:: EXTRACTED ENTRIES ::
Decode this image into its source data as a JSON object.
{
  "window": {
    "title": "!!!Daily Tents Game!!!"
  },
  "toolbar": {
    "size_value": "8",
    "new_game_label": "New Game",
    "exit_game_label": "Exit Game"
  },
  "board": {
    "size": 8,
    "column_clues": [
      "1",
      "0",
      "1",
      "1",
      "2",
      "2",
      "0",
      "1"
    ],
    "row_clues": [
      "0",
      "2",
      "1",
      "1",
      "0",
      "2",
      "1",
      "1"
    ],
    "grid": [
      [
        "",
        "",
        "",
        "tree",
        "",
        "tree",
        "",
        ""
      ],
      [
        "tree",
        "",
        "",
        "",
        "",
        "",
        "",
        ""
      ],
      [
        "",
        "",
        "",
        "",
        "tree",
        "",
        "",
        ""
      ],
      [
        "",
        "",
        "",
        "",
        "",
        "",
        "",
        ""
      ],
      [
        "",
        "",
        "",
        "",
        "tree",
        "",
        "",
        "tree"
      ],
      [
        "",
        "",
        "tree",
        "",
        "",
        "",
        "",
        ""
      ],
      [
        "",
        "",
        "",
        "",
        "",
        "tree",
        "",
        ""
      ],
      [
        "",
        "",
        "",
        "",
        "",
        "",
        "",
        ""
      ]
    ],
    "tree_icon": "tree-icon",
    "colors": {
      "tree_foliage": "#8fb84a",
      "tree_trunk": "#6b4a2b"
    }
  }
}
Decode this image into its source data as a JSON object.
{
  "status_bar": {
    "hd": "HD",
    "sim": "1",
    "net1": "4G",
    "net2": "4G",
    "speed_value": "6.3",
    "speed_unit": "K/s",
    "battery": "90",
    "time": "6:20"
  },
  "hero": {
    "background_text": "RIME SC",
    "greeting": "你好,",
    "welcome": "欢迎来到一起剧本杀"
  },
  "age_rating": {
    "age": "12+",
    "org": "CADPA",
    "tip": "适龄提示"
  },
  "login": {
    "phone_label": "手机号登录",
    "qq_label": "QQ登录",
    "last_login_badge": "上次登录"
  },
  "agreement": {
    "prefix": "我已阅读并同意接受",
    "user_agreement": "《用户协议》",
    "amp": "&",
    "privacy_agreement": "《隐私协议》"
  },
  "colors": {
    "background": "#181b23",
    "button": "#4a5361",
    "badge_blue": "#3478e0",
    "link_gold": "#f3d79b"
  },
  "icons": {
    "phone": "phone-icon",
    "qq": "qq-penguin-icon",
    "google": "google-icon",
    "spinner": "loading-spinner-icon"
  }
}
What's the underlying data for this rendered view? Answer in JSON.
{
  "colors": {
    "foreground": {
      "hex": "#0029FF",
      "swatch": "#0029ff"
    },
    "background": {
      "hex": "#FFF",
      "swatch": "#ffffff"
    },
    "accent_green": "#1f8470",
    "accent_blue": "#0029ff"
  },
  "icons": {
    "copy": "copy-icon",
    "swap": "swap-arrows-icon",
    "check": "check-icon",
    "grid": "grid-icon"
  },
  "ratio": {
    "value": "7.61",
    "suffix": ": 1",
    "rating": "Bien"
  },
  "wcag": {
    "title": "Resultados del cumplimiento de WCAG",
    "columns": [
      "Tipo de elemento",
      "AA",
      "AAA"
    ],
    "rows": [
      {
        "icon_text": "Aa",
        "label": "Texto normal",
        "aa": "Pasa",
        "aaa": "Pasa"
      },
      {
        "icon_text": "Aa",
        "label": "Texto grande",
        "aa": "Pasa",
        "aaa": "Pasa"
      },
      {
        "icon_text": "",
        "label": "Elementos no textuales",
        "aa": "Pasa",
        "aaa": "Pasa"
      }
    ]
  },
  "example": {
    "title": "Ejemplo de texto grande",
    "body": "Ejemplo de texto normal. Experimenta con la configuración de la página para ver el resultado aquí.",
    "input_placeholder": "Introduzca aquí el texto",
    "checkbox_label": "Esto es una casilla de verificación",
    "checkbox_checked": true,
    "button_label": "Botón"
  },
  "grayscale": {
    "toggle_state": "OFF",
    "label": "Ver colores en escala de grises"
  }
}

:: SHORT TASK ::
Your answer should be a single number: the count of lines in these records that hold the string "normal".

:: OUTPUT FOR THIS EXERCISE ::
2